* **DIRECTIONS FOR THIS TASK**:
Extract the entries in their exact form.

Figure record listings
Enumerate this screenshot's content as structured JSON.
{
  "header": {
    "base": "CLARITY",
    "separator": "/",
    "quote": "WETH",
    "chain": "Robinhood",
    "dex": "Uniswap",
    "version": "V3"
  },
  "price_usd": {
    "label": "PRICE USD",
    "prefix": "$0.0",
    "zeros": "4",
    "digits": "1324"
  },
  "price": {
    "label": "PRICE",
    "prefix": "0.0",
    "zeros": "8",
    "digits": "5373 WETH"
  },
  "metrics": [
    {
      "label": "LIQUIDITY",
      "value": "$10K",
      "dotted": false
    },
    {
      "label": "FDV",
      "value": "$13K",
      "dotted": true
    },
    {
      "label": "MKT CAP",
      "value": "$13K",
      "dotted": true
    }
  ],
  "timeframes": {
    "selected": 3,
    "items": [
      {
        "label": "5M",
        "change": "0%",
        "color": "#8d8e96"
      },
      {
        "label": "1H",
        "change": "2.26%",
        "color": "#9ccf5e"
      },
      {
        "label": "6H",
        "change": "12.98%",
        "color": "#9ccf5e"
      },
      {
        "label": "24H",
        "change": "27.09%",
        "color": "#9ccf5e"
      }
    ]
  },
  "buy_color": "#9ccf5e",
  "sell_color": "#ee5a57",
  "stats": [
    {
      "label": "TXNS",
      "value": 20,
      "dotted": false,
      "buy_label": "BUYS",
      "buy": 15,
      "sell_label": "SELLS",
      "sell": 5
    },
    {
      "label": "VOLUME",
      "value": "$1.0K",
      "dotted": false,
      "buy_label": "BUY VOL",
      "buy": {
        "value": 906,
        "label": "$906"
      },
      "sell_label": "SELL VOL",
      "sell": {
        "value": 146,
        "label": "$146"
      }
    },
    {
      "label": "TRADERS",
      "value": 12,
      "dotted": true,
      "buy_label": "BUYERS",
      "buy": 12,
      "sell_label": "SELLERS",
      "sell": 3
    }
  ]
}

* **WRITTEN ANSWER**:
Enumerate this screenshot's content as structured JSON.
{
  "header": {
    "base": "CLARITY",
    "separator": "/",
    "quote": "WETH",
    "chain": "Robinhood",
    "dex": "Uniswap",
    "version": "V3"
  },
  "price_usd": {
    "label": "PRICE USD",
    "prefix": "$0.0",
    "zeros": "4",
    "digits": "1324"
  },
  "price": {
    "label": "PRICE",
    "prefix": "0.0",
    "zeros": "8",
    "digits": "5373 WETH"
  },
  "metrics": [
    {
      "label": "LIQUIDITY",
      "value": "$10K",
      "dotted": false
    },
    {
      "label": "FDV",
      "value": "$13K",
      "dotted": true
    },
    {
      "label": "MKT CAP",
      "value": "$13K",
      "dotted": true
    }
  ],
  "timeframes": {
    "selected": 3,
    "items": [
      {
        "label": "5M",
        "change": "0%",
        "color": "#8d8e96"
      },
      {
        "label": "1H",
        "change": "2.26%",
        "color": "#9ccf5e"
      },
      {
        "label": "6H",
        "change": "12.98%",
        "color": "#9ccf5e"
      },
      {
        "label": "24H",
        "change": "27.09%",
        "color": "#9ccf5e"
      }
    ]
  },
  "buy_color": "#9ccf5e",
  "sell_color": "#ee5a57",
  "stats": [
    {
      "label": "TXNS",
      "value": 20,
      "dotted": false,
      "buy_label": "BUYS",
      "buy": 15,
      "sell_label": "SELLS",
      "sell": 5
    },
    {
      "label": "VOLUME",
      "value": "$1.0K",
      "dotted": false,
      "buy_label": "BUY VOL",
      "buy": {
        "value": 906,
        "label": "$906"
      },
      "sell_label": "SELL VOL",
      "sell": {
        "value": 146,
        "label": "$146"
      }
    },
    {
      "label": "TRADERS",
      "value": 12,
      "dotted": true,
      "buy_label": "BUYERS",
      "buy": 12,
      "sell_label": "SELLERS",
      "sell": 3
    }
  ]
}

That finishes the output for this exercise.